__DATA ROWS__
┌────────

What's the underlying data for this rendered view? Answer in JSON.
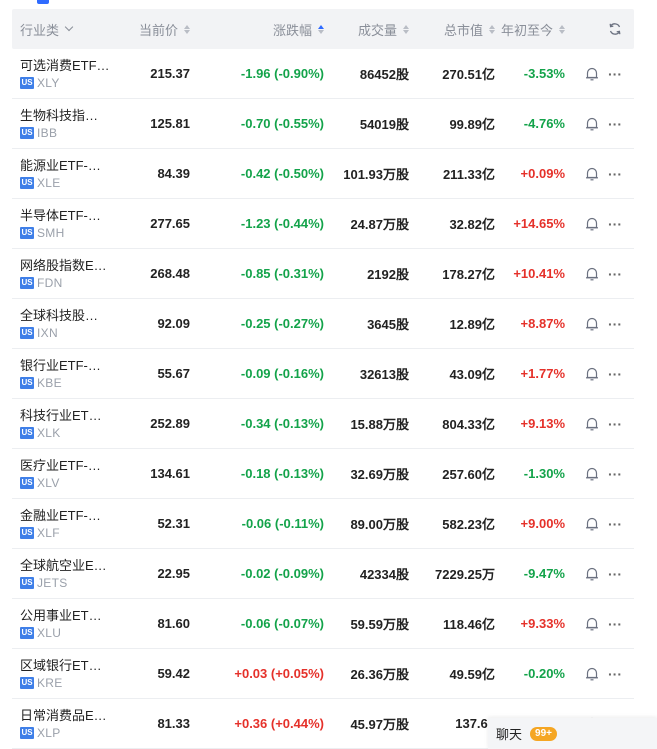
{
  "header": {
    "industry": "行业类",
    "price": "当前价",
    "change": "涨跌幅",
    "volume": "成交量",
    "market_cap": "总市值",
    "ytd": "年初至今"
  },
  "rows": [
    {
      "name": "可选消费ETF…",
      "badge": "US",
      "ticker": "XLY",
      "price": "215.37",
      "change": "-1.96 (-0.90%)",
      "change_dir": "down",
      "volume": "86452股",
      "market_cap": "270.51亿",
      "ytd": "-3.53%",
      "ytd_dir": "down"
    },
    {
      "name": "生物科技指…",
      "badge": "US",
      "ticker": "IBB",
      "price": "125.81",
      "change": "-0.70 (-0.55%)",
      "change_dir": "down",
      "volume": "54019股",
      "market_cap": "99.89亿",
      "ytd": "-4.76%",
      "ytd_dir": "down"
    },
    {
      "name": "能源业ETF-…",
      "badge": "US",
      "ticker": "XLE",
      "price": "84.39",
      "change": "-0.42 (-0.50%)",
      "change_dir": "down",
      "volume": "101.93万股",
      "market_cap": "211.33亿",
      "ytd": "+0.09%",
      "ytd_dir": "up"
    },
    {
      "name": "半导体ETF-…",
      "badge": "US",
      "ticker": "SMH",
      "price": "277.65",
      "change": "-1.23 (-0.44%)",
      "change_dir": "down",
      "volume": "24.87万股",
      "market_cap": "32.82亿",
      "ytd": "+14.65%",
      "ytd_dir": "up"
    },
    {
      "name": "网络股指数E…",
      "badge": "US",
      "ticker": "FDN",
      "price": "268.48",
      "change": "-0.85 (-0.31%)",
      "change_dir": "down",
      "volume": "2192股",
      "market_cap": "178.27亿",
      "ytd": "+10.41%",
      "ytd_dir": "up"
    },
    {
      "name": "全球科技股…",
      "badge": "US",
      "ticker": "IXN",
      "price": "92.09",
      "change": "-0.25 (-0.27%)",
      "change_dir": "down",
      "volume": "3645股",
      "market_cap": "12.89亿",
      "ytd": "+8.87%",
      "ytd_dir": "up"
    },
    {
      "name": "银行业ETF-…",
      "badge": "US",
      "ticker": "KBE",
      "price": "55.67",
      "change": "-0.09 (-0.16%)",
      "change_dir": "down",
      "volume": "32613股",
      "market_cap": "43.09亿",
      "ytd": "+1.77%",
      "ytd_dir": "up"
    },
    {
      "name": "科技行业ET…",
      "badge": "US",
      "ticker": "XLK",
      "price": "252.89",
      "change": "-0.34 (-0.13%)",
      "change_dir": "down",
      "volume": "15.88万股",
      "market_cap": "804.33亿",
      "ytd": "+9.13%",
      "ytd_dir": "up"
    },
    {
      "name": "医疗业ETF-…",
      "badge": "US",
      "ticker": "XLV",
      "price": "134.61",
      "change": "-0.18 (-0.13%)",
      "change_dir": "down",
      "volume": "32.69万股",
      "market_cap": "257.60亿",
      "ytd": "-1.30%",
      "ytd_dir": "down"
    },
    {
      "name": "金融业ETF-…",
      "badge": "US",
      "ticker": "XLF",
      "price": "52.31",
      "change": "-0.06 (-0.11%)",
      "change_dir": "down",
      "volume": "89.00万股",
      "market_cap": "582.23亿",
      "ytd": "+9.00%",
      "ytd_dir": "up"
    },
    {
      "name": "全球航空业E…",
      "badge": "US",
      "ticker": "JETS",
      "price": "22.95",
      "change": "-0.02 (-0.09%)",
      "change_dir": "down",
      "volume": "42334股",
      "market_cap": "7229.25万",
      "ytd": "-9.47%",
      "ytd_dir": "down"
    },
    {
      "name": "公用事业ET…",
      "badge": "US",
      "ticker": "XLU",
      "price": "81.60",
      "change": "-0.06 (-0.07%)",
      "change_dir": "down",
      "volume": "59.59万股",
      "market_cap": "118.46亿",
      "ytd": "+9.33%",
      "ytd_dir": "up"
    },
    {
      "name": "区域银行ET…",
      "badge": "US",
      "ticker": "KRE",
      "price": "59.42",
      "change": "+0.03 (+0.05%)",
      "change_dir": "up",
      "volume": "26.36万股",
      "market_cap": "49.59亿",
      "ytd": "-0.20%",
      "ytd_dir": "down"
    },
    {
      "name": "日常消费品E…",
      "badge": "US",
      "ticker": "XLP",
      "price": "81.33",
      "change": "+0.36 (+0.44%)",
      "change_dir": "up",
      "volume": "45.97万股",
      "market_cap": "137.63",
      "ytd": "",
      "ytd_dir": "up"
    }
  ],
  "chat": {
    "label": "聊天",
    "count": "99+"
  },
  "colors": {
    "up": "#e5312a",
    "down": "#13a34a",
    "accent": "#2f6bff",
    "badge": "#3f7fe8"
  }
}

└────────

__TASK DIRECTIONS__
The entries above should be reproduced exactly, without their pictures.

__TASK OUTPUT__
What's the underlying data for this rendered view? Answer in JSON.
{
  "header": {
    "industry": "行业类",
    "price": "当前价",
    "change": "涨跌幅",
    "volume": "成交量",
    "market_cap": "总市值",
    "ytd": "年初至今"
  },
  "rows": [
    {
      "name": "可选消费ETF…",
      "badge": "US",
      "ticker": "XLY",
      "price": "215.37",
      "change": "-1.96 (-0.90%)",
      "change_dir": "down",
      "volume": "86452股",
      "market_cap": "270.51亿",
      "ytd": "-3.53%",
      "ytd_dir": "down"
    },
    {
      "name": "生物科技指…",
      "badge": "US",
      "ticker": "IBB",
      "price": "125.81",
      "change": "-0.70 (-0.55%)",
      "change_dir": "down",
      "volume": "54019股",
      "market_cap": "99.89亿",
      "ytd": "-4.76%",
      "ytd_dir": "down"
    },
    {
      "name": "能源业ETF-…",
      "badge": "US",
      "ticker": "XLE",
      "price": "84.39",
      "change": "-0.42 (-0.50%)",
      "change_dir": "down",
      "volume": "101.93万股",
      "market_cap": "211.33亿",
      "ytd": "+0.09%",
      "ytd_dir": "up"
    },
    {
      "name": "半导体ETF-…",
      "badge": "US",
      "ticker": "SMH",
      "price": "277.65",
      "change": "-1.23 (-0.44%)",
      "change_dir": "down",
      "volume": "24.87万股",
      "market_cap": "32.82亿",
      "ytd": "+14.65%",
      "ytd_dir": "up"
    },
    {
      "name": "网络股指数E…",
      "badge": "US",
      "ticker": "FDN",
      "price": "268.48",
      "change": "-0.85 (-0.31%)",
      "change_dir": "down",
      "volume": "2192股",
      "market_cap": "178.27亿",
      "ytd": "+10.41%",
      "ytd_dir": "up"
    },
    {
      "name": "全球科技股…",
      "badge": "US",
      "ticker": "IXN",
      "price": "92.09",
      "change": "-0.25 (-0.27%)",
      "change_dir": "down",
      "volume": "3645股",
      "market_cap": "12.89亿",
      "ytd": "+8.87%",
      "ytd_dir": "up"
    },
    {
      "name": "银行业ETF-…",
      "badge": "US",
      "ticker": "KBE",
      "price": "55.67",
      "change": "-0.09 (-0.16%)",
      "change_dir": "down",
      "volume": "32613股",
      "market_cap": "43.09亿",
      "ytd": "+1.77%",
      "ytd_dir": "up"
    },
    {
      "name": "科技行业ET…",
      "badge": "US",
      "ticker": "XLK",
      "price": "252.89",
      "change": "-0.34 (-0.13%)",
      "change_dir": "down",
      "volume": "15.88万股",
      "market_cap": "804.33亿",
      "ytd": "+9.13%",
      "ytd_dir": "up"
    },
    {
      "name": "医疗业ETF-…",
      "badge": "US",
      "ticker": "XLV",
      "price": "134.61",
      "change": "-0.18 (-0.13%)",
      "change_dir": "down",
      "volume": "32.69万股",
      "market_cap": "257.60亿",
      "ytd": "-1.30%",
      "ytd_dir": "down"
    },
    {
      "name": "金融业ETF-…",
      "badge": "US",
      "ticker": "XLF",
      "price": "52.31",
      "change": "-0.06 (-0.11%)",
      "change_dir": "down",
      "volume": "89.00万股",
      "market_cap": "582.23亿",
      "ytd": "+9.00%",
      "ytd_dir": "up"
    },
    {
      "name": "全球航空业E…",
      "badge": "US",
      "ticker": "JETS",
      "price": "22.95",
      "change": "-0.02 (-0.09%)",
      "change_dir": "down",
      "volume": "42334股",
      "market_cap": "7229.25万",
      "ytd": "-9.47%",
      "ytd_dir": "down"
    },
    {
      "name": "公用事业ET…",
      "badge": "US",
      "ticker": "XLU",
      "price": "81.60",
      "change": "-0.06 (-0.07%)",
      "change_dir": "down",
      "volume": "59.59万股",
      "market_cap": "118.46亿",
      "ytd": "+9.33%",
      "ytd_dir": "up"
    },
    {
      "name": "区域银行ET…",
      "badge": "US",
      "ticker": "KRE",
      "price": "59.42",
      "change": "+0.03 (+0.05%)",
      "change_dir": "up",
      "volume": "26.36万股",
      "market_cap": "49.59亿",
      "ytd": "-0.20%",
      "ytd_dir": "down"
    },
    {
      "name": "日常消费品E…",
      "badge": "US",
      "ticker": "XLP",
      "price": "81.33",
      "change": "+0.36 (+0.44%)",
      "change_dir": "up",
      "volume": "45.97万股",
      "market_cap": "137.63",
      "ytd": "",
      "ytd_dir": "up"
    }
  ],
  "chat": {
    "label": "聊天",
    "count": "99+"
  },
  "colors": {
    "up": "#e5312a",
    "down": "#13a34a",
    "accent": "#2f6bff",
    "badge": "#3f7fe8"
  }
}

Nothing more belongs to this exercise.